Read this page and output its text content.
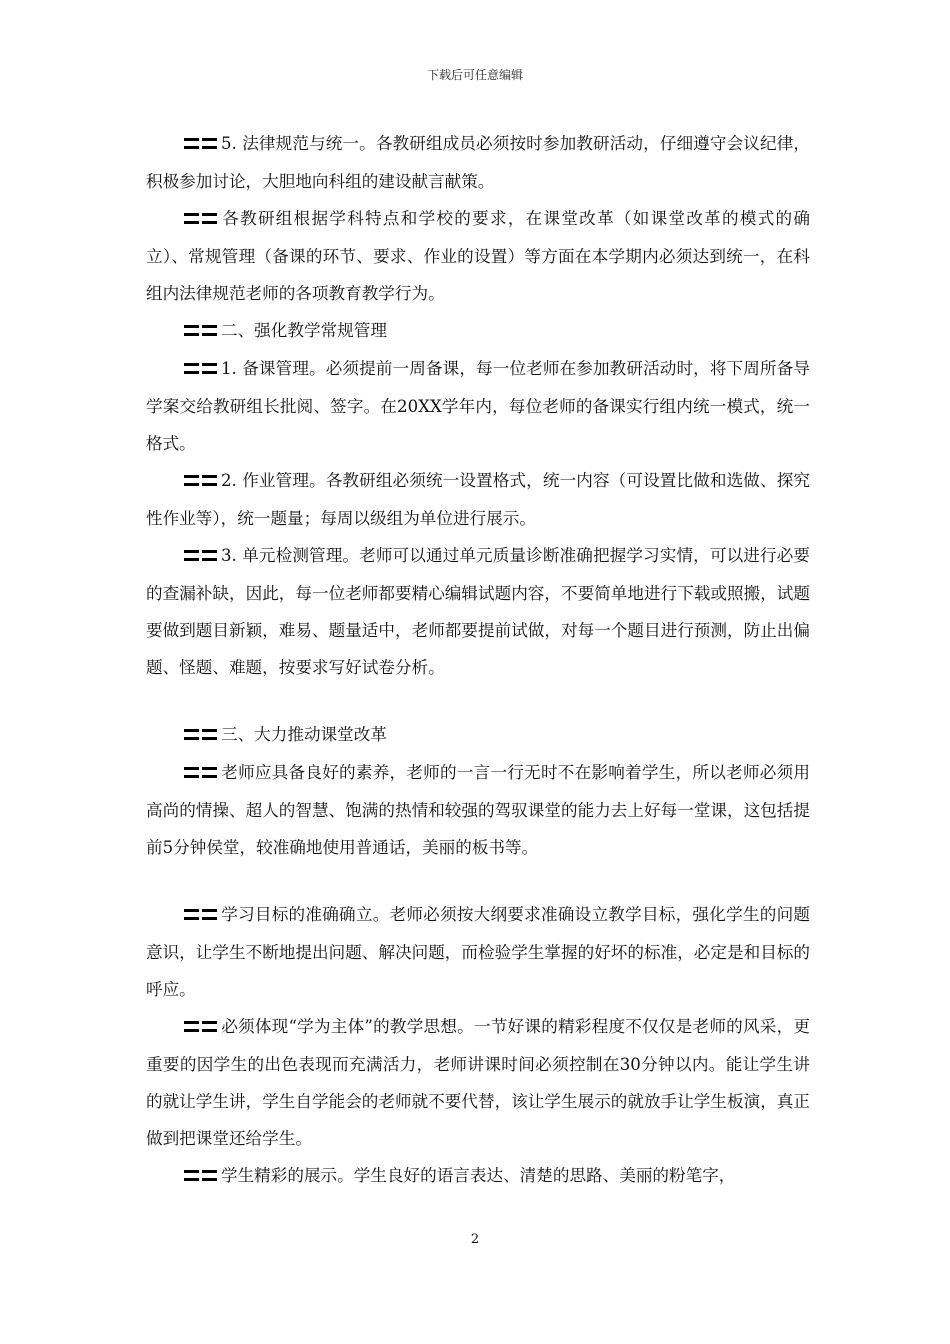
下载后可任意编辑

5. 法律规范与统一。各教研组成员必须按时参加教研活动，仔细遵守会议纪律，积极参加讨论，大胆地向科组的建设献言献策。

各教研组根据学科特点和学校的要求，在课堂改革（如课堂改革的模式的确立）、常规管理（备课的环节、要求、作业的设置）等方面在本学期内必须达到统一，在科组内法律规范老师的各项教育教学行为。

二、强化教学常规管理

1. 备课管理。必须提前一周备课，每一位老师在参加教研活动时，将下周所备导学案交给教研组长批阅、签字。在20XX学年内，每位老师的备课实行组内统一模式，统一格式。

2. 作业管理。各教研组必须统一设置格式，统一内容（可设置比做和选做、探究性作业等），统一题量；每周以级组为单位进行展示。

3. 单元检测管理。老师可以通过单元质量诊断准确把握学习实情，可以进行必要的查漏补缺，因此，每一位老师都要精心编辑试题内容，不要简单地进行下载或照搬，试题要做到题目新颖，难易、题量适中，老师都要提前试做，对每一个题目进行预测，防止出偏题、怪题、难题，按要求写好试卷分析。

三、大力推动课堂改革

老师应具备良好的素养，老师的一言一行无时不在影响着学生，所以老师必须用高尚的情操、超人的智慧、饱满的热情和较强的驾驭课堂的能力去上好每一堂课，这包括提前5分钟侯堂，较准确地使用普通话，美丽的板书等。

学习目标的准确确立。老师必须按大纲要求准确设立教学目标，强化学生的问题意识，让学生不断地提出问题、解决问题，而检验学生掌握的好坏的标准，必定是和目标的呼应。

必须体现“学为主体”的教学思想。一节好课的精彩程度不仅仅是老师的风采，更重要的因学生的出色表现而充满活力，老师讲课时间必须控制在30分钟以内。能让学生讲的就让学生讲，学生自学能会的老师就不要代替，该让学生展示的就放手让学生板演，真正做到把课堂还给学生。

学生精彩的展示。学生良好的语言表达、清楚的思路、美丽的粉笔字，

2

- _Description of the task_:
Keep every word of the data as it is when you write it out, but drop the pictures.

- _Task result_:
Read this page and output its text content.
下载后可任意编辑

5. 法律规范与统一。各教研组成员必须按时参加教研活动，仔细遵守会议纪律，积极参加讨论，大胆地向科组的建设献言献策。

各教研组根据学科特点和学校的要求，在课堂改革（如课堂改革的模式的确立）、常规管理（备课的环节、要求、作业的设置）等方面在本学期内必须达到统一，在科组内法律规范老师的各项教育教学行为。

二、强化教学常规管理

1. 备课管理。必须提前一周备课，每一位老师在参加教研活动时，将下周所备导学案交给教研组长批阅、签字。在20XX学年内，每位老师的备课实行组内统一模式，统一格式。

2. 作业管理。各教研组必须统一设置格式，统一内容（可设置比做和选做、探究性作业等），统一题量；每周以级组为单位进行展示。

3. 单元检测管理。老师可以通过单元质量诊断准确把握学习实情，可以进行必要的查漏补缺，因此，每一位老师都要精心编辑试题内容，不要简单地进行下载或照搬，试题要做到题目新颖，难易、题量适中，老师都要提前试做，对每一个题目进行预测，防止出偏题、怪题、难题，按要求写好试卷分析。

三、大力推动课堂改革

老师应具备良好的素养，老师的一言一行无时不在影响着学生，所以老师必须用高尚的情操、超人的智慧、饱满的热情和较强的驾驭课堂的能力去上好每一堂课，这包括提前5分钟侯堂，较准确地使用普通话，美丽的板书等。

学习目标的准确确立。老师必须按大纲要求准确设立教学目标，强化学生的问题意识，让学生不断地提出问题、解决问题，而检验学生掌握的好坏的标准，必定是和目标的呼应。

必须体现“学为主体”的教学思想。一节好课的精彩程度不仅仅是老师的风采，更重要的因学生的出色表现而充满活力，老师讲课时间必须控制在30分钟以内。能让学生讲的就让学生讲，学生自学能会的老师就不要代替，该让学生展示的就放手让学生板演，真正做到把课堂还给学生。

学生精彩的展示。学生良好的语言表达、清楚的思路、美丽的粉笔字，

2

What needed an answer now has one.